The entries below are to be transcribed in full, without their images.

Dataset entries
start
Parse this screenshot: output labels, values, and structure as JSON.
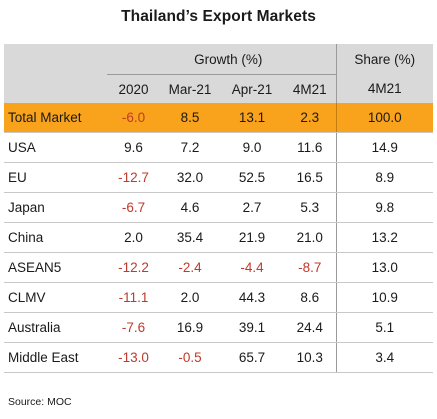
{
  "title": "Thailand’s Export Markets",
  "header": {
    "growth_group": "Growth (%)",
    "share_group": "Share (%)",
    "columns": [
      "2020",
      "Mar-21",
      "Apr-21",
      "4M21"
    ],
    "share_column": "4M21"
  },
  "rows": [
    {
      "label": "Total Market",
      "values": [
        "-6.0",
        "8.5",
        "13.1",
        "2.3"
      ],
      "share": "100.0"
    },
    {
      "label": "USA",
      "values": [
        "9.6",
        "7.2",
        "9.0",
        "11.6"
      ],
      "share": "14.9"
    },
    {
      "label": "EU",
      "values": [
        "-12.7",
        "32.0",
        "52.5",
        "16.5"
      ],
      "share": "8.9"
    },
    {
      "label": "Japan",
      "values": [
        "-6.7",
        "4.6",
        "2.7",
        "5.3"
      ],
      "share": "9.8"
    },
    {
      "label": "China",
      "values": [
        "2.0",
        "35.4",
        "21.9",
        "21.0"
      ],
      "share": "13.2"
    },
    {
      "label": "ASEAN5",
      "values": [
        "-12.2",
        "-2.4",
        "-4.4",
        "-8.7"
      ],
      "share": "13.0"
    },
    {
      "label": "CLMV",
      "values": [
        "-11.1",
        "2.0",
        "44.3",
        "8.6"
      ],
      "share": "10.9"
    },
    {
      "label": "Australia",
      "values": [
        "-7.6",
        "16.9",
        "39.1",
        "24.4"
      ],
      "share": "5.1"
    },
    {
      "label": "Middle East",
      "values": [
        "-13.0",
        "-0.5",
        "65.7",
        "10.3"
      ],
      "share": "3.4"
    }
  ],
  "source": "Source: MOC",
  "colors": {
    "highlight": "#f9a21b",
    "header_bg": "#d9d9d9",
    "negative": "#c0392b"
  }
}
end
> [ANSWER TO THIS PROBLEM]:
Parse this screenshot: output labels, values, and structure as JSON.
{
  "title": "Thailand’s Export Markets",
  "header": {
    "growth_group": "Growth (%)",
    "share_group": "Share (%)",
    "columns": [
      "2020",
      "Mar-21",
      "Apr-21",
      "4M21"
    ],
    "share_column": "4M21"
  },
  "rows": [
    {
      "label": "Total Market",
      "values": [
        "-6.0",
        "8.5",
        "13.1",
        "2.3"
      ],
      "share": "100.0"
    },
    {
      "label": "USA",
      "values": [
        "9.6",
        "7.2",
        "9.0",
        "11.6"
      ],
      "share": "14.9"
    },
    {
      "label": "EU",
      "values": [
        "-12.7",
        "32.0",
        "52.5",
        "16.5"
      ],
      "share": "8.9"
    },
    {
      "label": "Japan",
      "values": [
        "-6.7",
        "4.6",
        "2.7",
        "5.3"
      ],
      "share": "9.8"
    },
    {
      "label": "China",
      "values": [
        "2.0",
        "35.4",
        "21.9",
        "21.0"
      ],
      "share": "13.2"
    },
    {
      "label": "ASEAN5",
      "values": [
        "-12.2",
        "-2.4",
        "-4.4",
        "-8.7"
      ],
      "share": "13.0"
    },
    {
      "label": "CLMV",
      "values": [
        "-11.1",
        "2.0",
        "44.3",
        "8.6"
      ],
      "share": "10.9"
    },
    {
      "label": "Australia",
      "values": [
        "-7.6",
        "16.9",
        "39.1",
        "24.4"
      ],
      "share": "5.1"
    },
    {
      "label": "Middle East",
      "values": [
        "-13.0",
        "-0.5",
        "65.7",
        "10.3"
      ],
      "share": "3.4"
    }
  ],
  "source": "Source: MOC",
  "colors": {
    "highlight": "#f9a21b",
    "header_bg": "#d9d9d9",
    "negative": "#c0392b"
  }
}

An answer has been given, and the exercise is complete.